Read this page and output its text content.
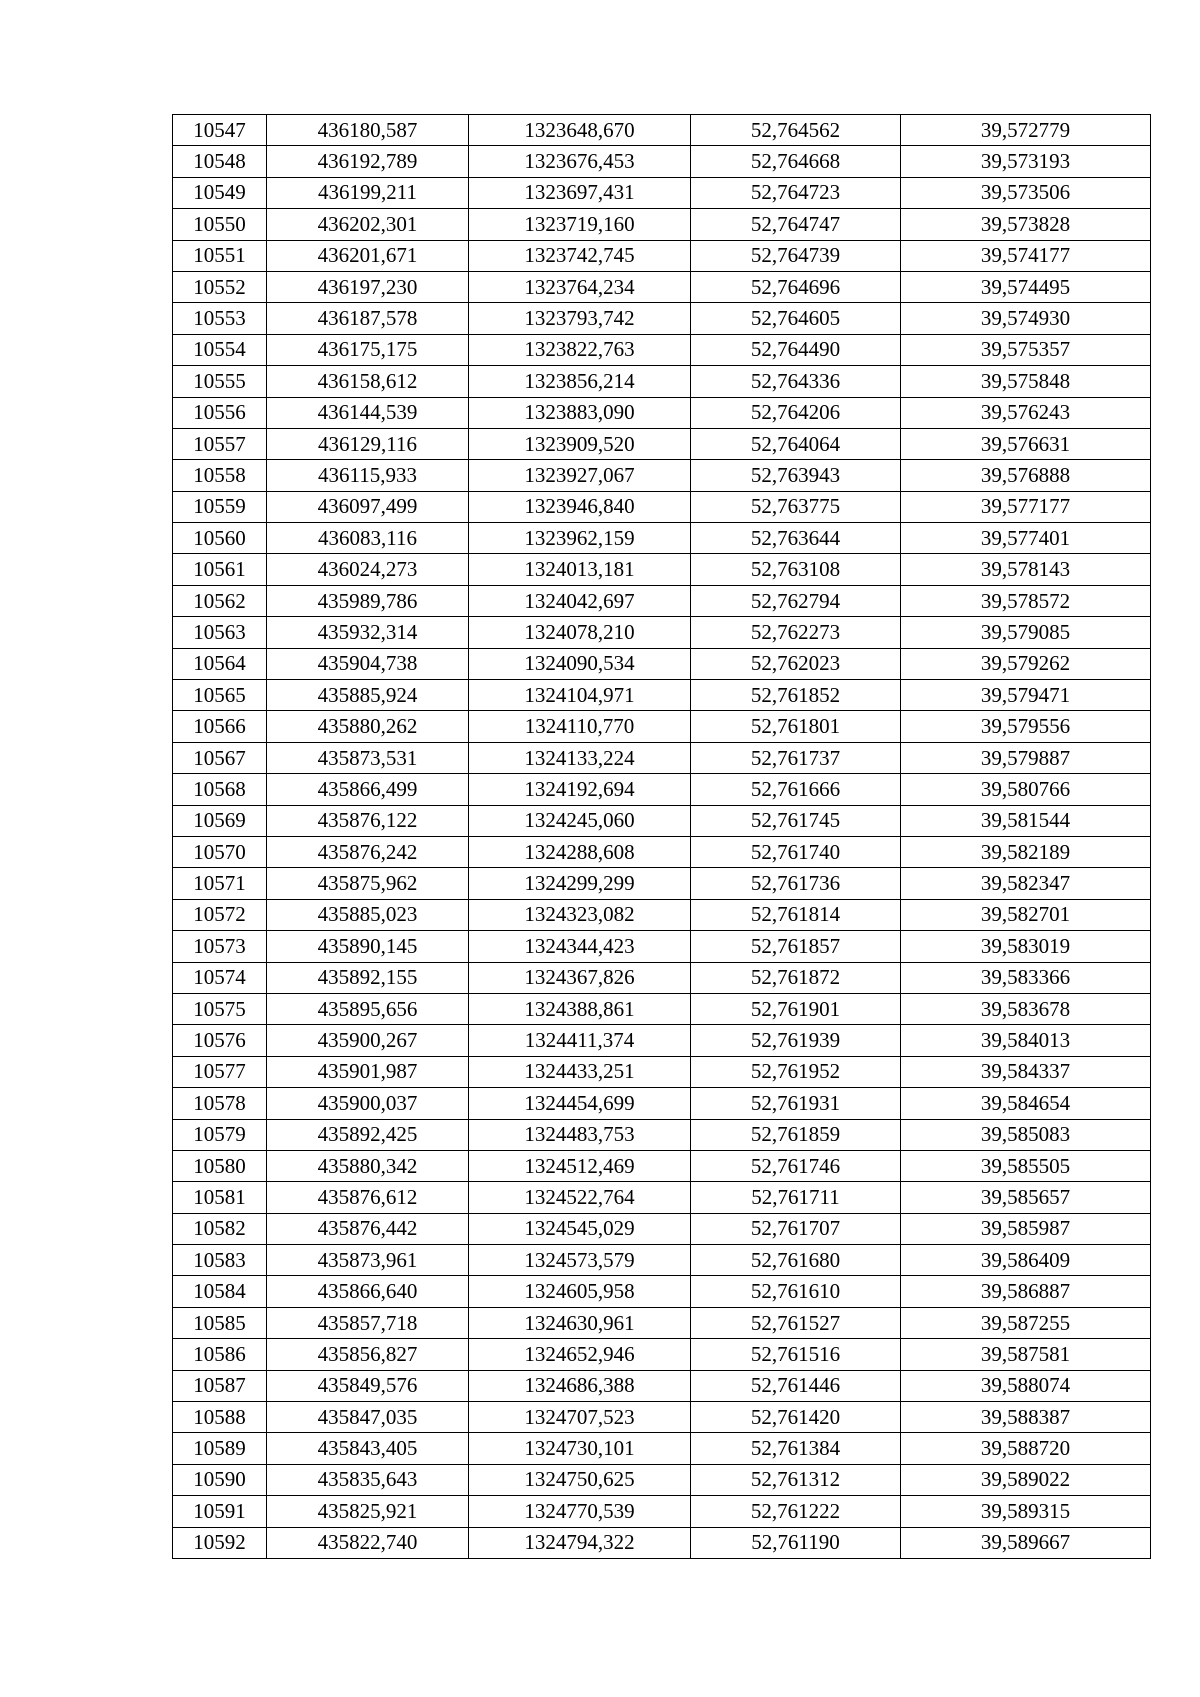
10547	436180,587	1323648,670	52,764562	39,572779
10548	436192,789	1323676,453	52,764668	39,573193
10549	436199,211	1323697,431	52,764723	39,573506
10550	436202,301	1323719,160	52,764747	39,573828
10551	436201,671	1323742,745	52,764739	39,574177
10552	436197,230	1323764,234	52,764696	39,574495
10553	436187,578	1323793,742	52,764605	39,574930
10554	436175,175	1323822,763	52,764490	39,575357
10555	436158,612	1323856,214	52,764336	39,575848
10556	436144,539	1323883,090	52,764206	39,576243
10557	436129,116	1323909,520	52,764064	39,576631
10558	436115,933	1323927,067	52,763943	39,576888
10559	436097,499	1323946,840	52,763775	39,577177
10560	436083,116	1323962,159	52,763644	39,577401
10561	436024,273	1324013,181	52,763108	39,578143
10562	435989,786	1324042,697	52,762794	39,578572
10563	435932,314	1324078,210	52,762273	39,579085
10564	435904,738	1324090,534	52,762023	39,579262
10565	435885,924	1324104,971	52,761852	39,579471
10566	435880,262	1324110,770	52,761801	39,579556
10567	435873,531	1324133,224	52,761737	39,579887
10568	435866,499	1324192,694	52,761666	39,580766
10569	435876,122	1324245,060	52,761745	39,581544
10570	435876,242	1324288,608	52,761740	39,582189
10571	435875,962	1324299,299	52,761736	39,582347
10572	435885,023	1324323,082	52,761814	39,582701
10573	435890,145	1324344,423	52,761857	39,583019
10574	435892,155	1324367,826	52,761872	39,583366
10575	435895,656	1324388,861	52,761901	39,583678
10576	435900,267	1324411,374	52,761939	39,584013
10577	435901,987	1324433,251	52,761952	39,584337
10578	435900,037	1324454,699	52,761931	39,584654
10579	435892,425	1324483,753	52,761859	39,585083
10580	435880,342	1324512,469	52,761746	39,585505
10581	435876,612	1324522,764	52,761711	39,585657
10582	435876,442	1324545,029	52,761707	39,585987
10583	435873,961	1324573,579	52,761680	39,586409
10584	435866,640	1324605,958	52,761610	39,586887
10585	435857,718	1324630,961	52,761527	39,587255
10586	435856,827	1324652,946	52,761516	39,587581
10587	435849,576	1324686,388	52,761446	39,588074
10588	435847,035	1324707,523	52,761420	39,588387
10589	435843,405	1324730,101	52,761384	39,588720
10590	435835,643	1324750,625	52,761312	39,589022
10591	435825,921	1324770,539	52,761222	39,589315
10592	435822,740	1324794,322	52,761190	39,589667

### [YOUR TASK]
Repeat the material above verbatim. Leave the pictures behind.

### [ANSWER TO THIS PROBLEM]
Read this page and output its text content.
10547	436180,587	1323648,670	52,764562	39,572779
10548	436192,789	1323676,453	52,764668	39,573193
10549	436199,211	1323697,431	52,764723	39,573506
10550	436202,301	1323719,160	52,764747	39,573828
10551	436201,671	1323742,745	52,764739	39,574177
10552	436197,230	1323764,234	52,764696	39,574495
10553	436187,578	1323793,742	52,764605	39,574930
10554	436175,175	1323822,763	52,764490	39,575357
10555	436158,612	1323856,214	52,764336	39,575848
10556	436144,539	1323883,090	52,764206	39,576243
10557	436129,116	1323909,520	52,764064	39,576631
10558	436115,933	1323927,067	52,763943	39,576888
10559	436097,499	1323946,840	52,763775	39,577177
10560	436083,116	1323962,159	52,763644	39,577401
10561	436024,273	1324013,181	52,763108	39,578143
10562	435989,786	1324042,697	52,762794	39,578572
10563	435932,314	1324078,210	52,762273	39,579085
10564	435904,738	1324090,534	52,762023	39,579262
10565	435885,924	1324104,971	52,761852	39,579471
10566	435880,262	1324110,770	52,761801	39,579556
10567	435873,531	1324133,224	52,761737	39,579887
10568	435866,499	1324192,694	52,761666	39,580766
10569	435876,122	1324245,060	52,761745	39,581544
10570	435876,242	1324288,608	52,761740	39,582189
10571	435875,962	1324299,299	52,761736	39,582347
10572	435885,023	1324323,082	52,761814	39,582701
10573	435890,145	1324344,423	52,761857	39,583019
10574	435892,155	1324367,826	52,761872	39,583366
10575	435895,656	1324388,861	52,761901	39,583678
10576	435900,267	1324411,374	52,761939	39,584013
10577	435901,987	1324433,251	52,761952	39,584337
10578	435900,037	1324454,699	52,761931	39,584654
10579	435892,425	1324483,753	52,761859	39,585083
10580	435880,342	1324512,469	52,761746	39,585505
10581	435876,612	1324522,764	52,761711	39,585657
10582	435876,442	1324545,029	52,761707	39,585987
10583	435873,961	1324573,579	52,761680	39,586409
10584	435866,640	1324605,958	52,761610	39,586887
10585	435857,718	1324630,961	52,761527	39,587255
10586	435856,827	1324652,946	52,761516	39,587581
10587	435849,576	1324686,388	52,761446	39,588074
10588	435847,035	1324707,523	52,761420	39,588387
10589	435843,405	1324730,101	52,761384	39,588720
10590	435835,643	1324750,625	52,761312	39,589022
10591	435825,921	1324770,539	52,761222	39,589315
10592	435822,740	1324794,322	52,761190	39,589667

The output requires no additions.